Task details: Select every line in the records that contains the string "slice", and copy each one in full.

Provided data:
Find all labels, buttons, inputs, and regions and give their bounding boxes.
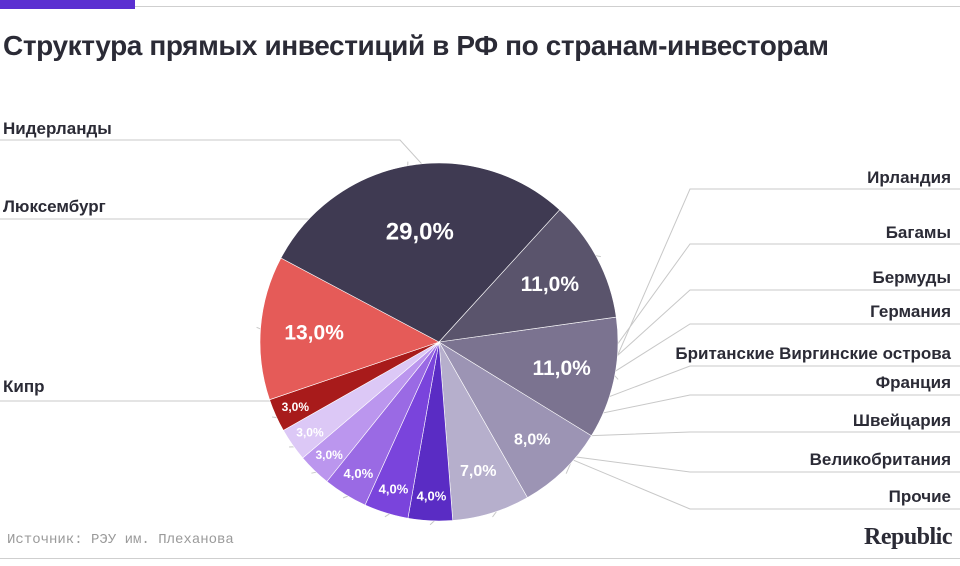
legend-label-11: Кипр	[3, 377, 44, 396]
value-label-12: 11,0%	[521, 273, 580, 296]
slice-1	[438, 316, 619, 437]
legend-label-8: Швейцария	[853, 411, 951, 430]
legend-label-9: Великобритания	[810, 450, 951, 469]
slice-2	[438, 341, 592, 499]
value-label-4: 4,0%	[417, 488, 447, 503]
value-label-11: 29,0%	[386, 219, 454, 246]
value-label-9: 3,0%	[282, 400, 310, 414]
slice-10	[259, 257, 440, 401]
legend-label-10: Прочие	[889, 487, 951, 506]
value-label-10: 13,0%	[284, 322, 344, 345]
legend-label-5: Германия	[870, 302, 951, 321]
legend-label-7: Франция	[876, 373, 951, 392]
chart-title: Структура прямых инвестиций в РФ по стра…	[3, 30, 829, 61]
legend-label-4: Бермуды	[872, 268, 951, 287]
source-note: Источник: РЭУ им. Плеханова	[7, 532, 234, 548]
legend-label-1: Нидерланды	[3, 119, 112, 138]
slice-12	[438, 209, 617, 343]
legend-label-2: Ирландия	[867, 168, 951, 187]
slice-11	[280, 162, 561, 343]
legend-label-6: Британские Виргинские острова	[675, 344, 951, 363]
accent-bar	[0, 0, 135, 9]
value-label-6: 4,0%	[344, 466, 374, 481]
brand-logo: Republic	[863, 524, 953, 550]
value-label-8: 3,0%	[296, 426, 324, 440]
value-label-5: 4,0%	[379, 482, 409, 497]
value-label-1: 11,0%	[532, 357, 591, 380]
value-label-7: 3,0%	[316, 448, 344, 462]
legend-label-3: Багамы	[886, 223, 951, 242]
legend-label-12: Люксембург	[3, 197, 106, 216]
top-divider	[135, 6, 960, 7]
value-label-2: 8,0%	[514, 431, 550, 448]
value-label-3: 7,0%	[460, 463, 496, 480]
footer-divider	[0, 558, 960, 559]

--

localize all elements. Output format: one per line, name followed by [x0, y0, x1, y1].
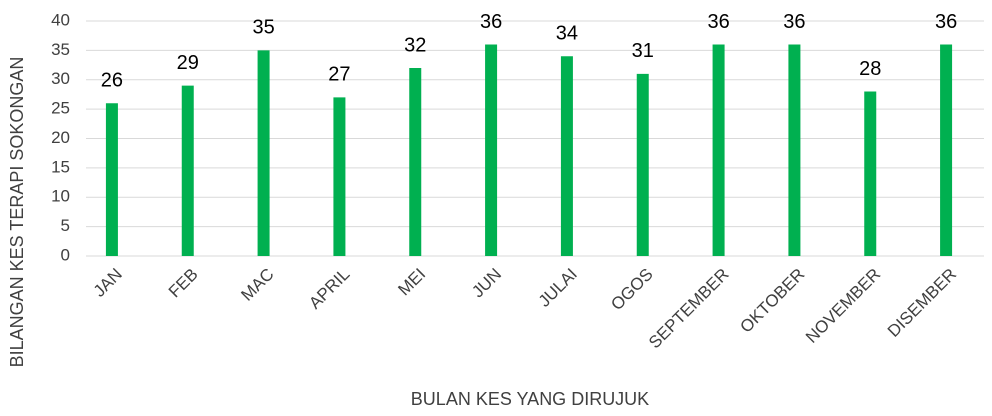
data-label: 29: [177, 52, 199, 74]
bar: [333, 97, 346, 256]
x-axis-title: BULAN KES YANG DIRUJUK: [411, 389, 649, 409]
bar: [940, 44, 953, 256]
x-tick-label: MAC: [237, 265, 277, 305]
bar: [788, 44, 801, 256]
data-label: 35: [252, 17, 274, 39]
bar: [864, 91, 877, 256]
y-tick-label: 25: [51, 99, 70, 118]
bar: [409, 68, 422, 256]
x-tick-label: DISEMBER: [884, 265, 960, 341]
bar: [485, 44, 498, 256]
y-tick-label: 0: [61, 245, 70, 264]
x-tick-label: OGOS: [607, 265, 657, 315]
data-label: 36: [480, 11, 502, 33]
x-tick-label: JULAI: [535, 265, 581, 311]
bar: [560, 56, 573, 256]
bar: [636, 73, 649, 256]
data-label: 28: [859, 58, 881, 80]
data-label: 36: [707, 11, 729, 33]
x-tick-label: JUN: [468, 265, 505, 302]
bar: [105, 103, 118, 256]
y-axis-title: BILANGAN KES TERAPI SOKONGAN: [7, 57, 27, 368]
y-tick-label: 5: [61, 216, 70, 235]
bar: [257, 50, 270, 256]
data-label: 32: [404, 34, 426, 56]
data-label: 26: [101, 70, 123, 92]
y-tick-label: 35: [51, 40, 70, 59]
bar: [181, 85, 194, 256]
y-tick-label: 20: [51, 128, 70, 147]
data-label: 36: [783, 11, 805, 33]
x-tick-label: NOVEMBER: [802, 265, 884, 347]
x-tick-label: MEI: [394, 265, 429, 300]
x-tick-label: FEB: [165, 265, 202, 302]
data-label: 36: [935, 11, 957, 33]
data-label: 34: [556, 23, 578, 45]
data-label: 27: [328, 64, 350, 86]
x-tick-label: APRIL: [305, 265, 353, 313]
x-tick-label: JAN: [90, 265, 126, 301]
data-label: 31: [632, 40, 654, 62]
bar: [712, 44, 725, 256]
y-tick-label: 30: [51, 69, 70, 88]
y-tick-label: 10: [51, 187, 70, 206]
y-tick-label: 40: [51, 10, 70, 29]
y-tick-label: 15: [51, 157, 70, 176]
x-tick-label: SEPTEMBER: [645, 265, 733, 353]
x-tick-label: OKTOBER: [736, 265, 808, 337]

Result of this exercise:
slice-1	[438, 316, 619, 437]
slice-2	[438, 341, 592, 499]
slice-10	[259, 257, 440, 401]
slice-12	[438, 209, 617, 343]
slice-11	[280, 162, 561, 343]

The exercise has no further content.